[Stored entries]
— Start —
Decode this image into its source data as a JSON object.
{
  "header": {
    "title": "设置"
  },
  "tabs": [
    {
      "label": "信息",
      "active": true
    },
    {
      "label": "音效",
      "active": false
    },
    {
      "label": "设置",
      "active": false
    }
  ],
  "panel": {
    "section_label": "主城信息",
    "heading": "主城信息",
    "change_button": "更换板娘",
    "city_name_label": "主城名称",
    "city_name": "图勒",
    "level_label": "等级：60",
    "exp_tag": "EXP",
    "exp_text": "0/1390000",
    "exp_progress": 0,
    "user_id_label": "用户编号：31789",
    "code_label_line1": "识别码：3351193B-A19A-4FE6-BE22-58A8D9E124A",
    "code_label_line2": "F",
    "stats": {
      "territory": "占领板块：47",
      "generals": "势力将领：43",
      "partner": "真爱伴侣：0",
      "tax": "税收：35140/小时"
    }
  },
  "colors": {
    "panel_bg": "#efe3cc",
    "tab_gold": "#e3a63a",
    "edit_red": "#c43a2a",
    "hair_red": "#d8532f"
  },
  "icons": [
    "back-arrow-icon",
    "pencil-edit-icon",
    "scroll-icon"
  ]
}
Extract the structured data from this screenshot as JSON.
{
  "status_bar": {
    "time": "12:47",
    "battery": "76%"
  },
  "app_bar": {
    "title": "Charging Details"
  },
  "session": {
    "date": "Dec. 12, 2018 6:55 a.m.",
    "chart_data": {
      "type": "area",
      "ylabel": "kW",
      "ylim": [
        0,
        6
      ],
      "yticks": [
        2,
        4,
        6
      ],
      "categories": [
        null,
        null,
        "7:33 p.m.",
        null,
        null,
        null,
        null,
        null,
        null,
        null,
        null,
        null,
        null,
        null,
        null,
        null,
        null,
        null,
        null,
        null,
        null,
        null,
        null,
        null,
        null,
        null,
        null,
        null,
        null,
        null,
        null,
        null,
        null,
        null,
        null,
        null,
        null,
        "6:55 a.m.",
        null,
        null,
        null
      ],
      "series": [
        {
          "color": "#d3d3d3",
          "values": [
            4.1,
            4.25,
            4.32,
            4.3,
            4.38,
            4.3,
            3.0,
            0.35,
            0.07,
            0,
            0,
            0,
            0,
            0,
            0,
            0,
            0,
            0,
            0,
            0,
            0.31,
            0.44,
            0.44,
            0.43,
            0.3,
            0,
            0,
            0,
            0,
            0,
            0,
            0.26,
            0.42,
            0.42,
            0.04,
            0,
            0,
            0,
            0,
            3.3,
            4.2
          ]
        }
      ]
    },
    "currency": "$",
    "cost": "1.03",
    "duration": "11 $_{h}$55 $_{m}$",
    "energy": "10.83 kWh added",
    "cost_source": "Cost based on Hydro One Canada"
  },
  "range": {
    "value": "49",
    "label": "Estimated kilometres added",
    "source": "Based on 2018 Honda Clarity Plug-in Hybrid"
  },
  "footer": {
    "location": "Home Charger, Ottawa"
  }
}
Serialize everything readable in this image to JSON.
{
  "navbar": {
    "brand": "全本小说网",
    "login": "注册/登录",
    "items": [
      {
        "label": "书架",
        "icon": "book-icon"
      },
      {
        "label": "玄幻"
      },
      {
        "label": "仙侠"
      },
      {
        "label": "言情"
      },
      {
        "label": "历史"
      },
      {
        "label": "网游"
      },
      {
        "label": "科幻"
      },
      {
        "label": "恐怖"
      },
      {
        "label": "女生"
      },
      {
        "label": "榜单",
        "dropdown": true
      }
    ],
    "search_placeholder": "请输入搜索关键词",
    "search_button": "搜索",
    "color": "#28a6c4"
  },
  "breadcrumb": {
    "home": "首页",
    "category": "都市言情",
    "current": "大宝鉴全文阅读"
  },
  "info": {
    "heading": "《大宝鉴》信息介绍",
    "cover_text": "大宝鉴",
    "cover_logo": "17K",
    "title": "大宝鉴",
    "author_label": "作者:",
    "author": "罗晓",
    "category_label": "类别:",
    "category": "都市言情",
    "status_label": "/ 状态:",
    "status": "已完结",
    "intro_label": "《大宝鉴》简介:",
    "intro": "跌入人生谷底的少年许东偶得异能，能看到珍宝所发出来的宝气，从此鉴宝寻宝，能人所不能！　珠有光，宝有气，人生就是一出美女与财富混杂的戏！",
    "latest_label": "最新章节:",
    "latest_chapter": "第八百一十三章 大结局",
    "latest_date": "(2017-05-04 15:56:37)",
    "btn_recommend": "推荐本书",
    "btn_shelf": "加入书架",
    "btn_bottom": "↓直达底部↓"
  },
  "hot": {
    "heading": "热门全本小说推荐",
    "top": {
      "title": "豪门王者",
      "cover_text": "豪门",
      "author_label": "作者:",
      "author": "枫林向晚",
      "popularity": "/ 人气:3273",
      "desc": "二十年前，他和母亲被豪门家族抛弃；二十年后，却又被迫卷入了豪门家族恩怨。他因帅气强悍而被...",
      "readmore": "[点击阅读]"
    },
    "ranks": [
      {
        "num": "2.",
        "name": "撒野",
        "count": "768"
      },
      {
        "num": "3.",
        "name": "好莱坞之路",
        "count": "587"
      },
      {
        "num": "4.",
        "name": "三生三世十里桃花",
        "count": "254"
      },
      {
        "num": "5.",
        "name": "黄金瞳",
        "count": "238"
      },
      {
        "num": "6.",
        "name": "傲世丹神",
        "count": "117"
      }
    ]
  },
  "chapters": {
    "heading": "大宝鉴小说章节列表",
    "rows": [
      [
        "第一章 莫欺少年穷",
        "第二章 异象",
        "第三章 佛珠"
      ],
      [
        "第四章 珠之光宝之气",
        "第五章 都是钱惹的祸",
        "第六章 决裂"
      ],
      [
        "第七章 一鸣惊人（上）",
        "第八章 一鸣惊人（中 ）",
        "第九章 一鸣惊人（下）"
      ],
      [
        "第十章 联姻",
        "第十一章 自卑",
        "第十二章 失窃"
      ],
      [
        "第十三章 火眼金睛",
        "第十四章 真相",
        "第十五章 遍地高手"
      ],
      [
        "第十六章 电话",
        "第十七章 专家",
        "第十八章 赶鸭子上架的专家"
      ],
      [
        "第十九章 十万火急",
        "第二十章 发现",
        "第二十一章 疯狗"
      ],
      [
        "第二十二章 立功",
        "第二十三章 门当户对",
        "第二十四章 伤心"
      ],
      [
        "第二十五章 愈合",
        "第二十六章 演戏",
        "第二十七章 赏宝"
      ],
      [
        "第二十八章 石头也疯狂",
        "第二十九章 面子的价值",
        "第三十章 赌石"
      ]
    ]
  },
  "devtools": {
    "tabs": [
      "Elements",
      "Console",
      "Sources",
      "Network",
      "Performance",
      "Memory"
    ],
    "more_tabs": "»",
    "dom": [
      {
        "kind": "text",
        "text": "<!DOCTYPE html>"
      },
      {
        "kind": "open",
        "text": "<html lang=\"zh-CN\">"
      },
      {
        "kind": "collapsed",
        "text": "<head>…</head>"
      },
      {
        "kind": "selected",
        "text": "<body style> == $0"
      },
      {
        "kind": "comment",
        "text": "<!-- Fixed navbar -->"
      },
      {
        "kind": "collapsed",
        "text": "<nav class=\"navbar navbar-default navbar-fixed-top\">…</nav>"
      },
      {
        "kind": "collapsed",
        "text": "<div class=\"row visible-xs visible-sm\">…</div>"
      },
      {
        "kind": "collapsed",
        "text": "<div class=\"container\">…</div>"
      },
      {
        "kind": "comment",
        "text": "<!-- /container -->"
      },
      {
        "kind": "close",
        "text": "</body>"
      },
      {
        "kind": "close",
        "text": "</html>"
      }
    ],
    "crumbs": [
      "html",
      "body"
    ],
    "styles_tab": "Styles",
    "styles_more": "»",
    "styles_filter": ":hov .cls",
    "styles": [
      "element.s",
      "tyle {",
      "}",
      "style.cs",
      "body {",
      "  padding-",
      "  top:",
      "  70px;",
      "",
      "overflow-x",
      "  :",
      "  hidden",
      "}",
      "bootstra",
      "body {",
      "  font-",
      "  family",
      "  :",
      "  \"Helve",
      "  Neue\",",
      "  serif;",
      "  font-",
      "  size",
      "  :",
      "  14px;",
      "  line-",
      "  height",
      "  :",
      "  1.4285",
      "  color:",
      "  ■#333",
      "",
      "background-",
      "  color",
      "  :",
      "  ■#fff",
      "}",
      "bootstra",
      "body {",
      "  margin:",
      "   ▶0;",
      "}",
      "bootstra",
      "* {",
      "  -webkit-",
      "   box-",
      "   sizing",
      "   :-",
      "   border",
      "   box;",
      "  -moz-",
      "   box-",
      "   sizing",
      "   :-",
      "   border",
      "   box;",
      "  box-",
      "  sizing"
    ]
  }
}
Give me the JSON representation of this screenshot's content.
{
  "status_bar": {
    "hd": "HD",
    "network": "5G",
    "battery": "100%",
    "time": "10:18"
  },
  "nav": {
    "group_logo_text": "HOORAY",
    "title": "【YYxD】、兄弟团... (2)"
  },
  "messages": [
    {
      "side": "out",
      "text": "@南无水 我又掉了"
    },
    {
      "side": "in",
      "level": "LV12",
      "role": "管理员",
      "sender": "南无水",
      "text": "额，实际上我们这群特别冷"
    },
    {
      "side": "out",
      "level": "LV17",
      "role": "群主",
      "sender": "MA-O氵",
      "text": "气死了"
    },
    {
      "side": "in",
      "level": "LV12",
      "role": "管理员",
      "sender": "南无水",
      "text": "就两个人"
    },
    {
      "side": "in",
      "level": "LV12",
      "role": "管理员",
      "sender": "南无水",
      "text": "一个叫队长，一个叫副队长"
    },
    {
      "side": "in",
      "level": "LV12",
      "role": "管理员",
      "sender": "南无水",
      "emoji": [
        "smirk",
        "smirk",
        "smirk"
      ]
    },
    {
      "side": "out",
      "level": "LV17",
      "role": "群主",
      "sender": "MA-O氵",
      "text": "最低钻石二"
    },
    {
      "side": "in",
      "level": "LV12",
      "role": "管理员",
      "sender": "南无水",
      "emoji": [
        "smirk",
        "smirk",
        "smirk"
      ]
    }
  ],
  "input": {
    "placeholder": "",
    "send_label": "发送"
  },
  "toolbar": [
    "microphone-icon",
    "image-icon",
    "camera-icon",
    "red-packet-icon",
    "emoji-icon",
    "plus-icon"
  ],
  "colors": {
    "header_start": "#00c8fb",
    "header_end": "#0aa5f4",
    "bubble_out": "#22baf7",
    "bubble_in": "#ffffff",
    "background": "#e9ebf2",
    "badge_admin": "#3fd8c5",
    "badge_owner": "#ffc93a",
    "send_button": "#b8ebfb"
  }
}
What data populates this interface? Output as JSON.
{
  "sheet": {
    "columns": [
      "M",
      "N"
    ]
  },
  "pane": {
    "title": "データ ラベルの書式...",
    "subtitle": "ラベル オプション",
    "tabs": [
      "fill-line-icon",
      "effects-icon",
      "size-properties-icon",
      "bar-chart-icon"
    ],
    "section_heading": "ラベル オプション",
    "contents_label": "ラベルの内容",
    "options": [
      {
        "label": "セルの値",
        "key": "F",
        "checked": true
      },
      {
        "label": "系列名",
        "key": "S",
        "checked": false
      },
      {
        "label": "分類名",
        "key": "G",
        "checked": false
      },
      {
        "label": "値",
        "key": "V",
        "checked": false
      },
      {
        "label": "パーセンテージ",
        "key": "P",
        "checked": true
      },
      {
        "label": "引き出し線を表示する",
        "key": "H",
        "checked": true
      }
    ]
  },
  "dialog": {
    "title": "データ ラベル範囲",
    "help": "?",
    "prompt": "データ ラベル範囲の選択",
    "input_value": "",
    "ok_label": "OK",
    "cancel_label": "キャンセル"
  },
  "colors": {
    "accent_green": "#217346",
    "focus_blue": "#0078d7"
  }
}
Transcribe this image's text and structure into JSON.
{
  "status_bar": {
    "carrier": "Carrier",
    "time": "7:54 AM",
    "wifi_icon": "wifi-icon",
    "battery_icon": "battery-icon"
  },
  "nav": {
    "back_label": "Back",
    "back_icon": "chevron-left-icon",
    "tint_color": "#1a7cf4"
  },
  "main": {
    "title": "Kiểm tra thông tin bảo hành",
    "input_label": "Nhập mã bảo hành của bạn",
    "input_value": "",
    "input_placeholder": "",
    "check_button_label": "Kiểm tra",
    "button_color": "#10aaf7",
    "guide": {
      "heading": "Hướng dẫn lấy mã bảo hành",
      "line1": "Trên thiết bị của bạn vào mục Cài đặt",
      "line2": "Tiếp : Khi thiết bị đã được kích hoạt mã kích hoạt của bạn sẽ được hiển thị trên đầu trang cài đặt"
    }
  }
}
— End —
STATED PROBLEM: State the number of lines in the preceding entries that include the word "navbar". Provide nothing else.

SOLVED EXERCISE: 3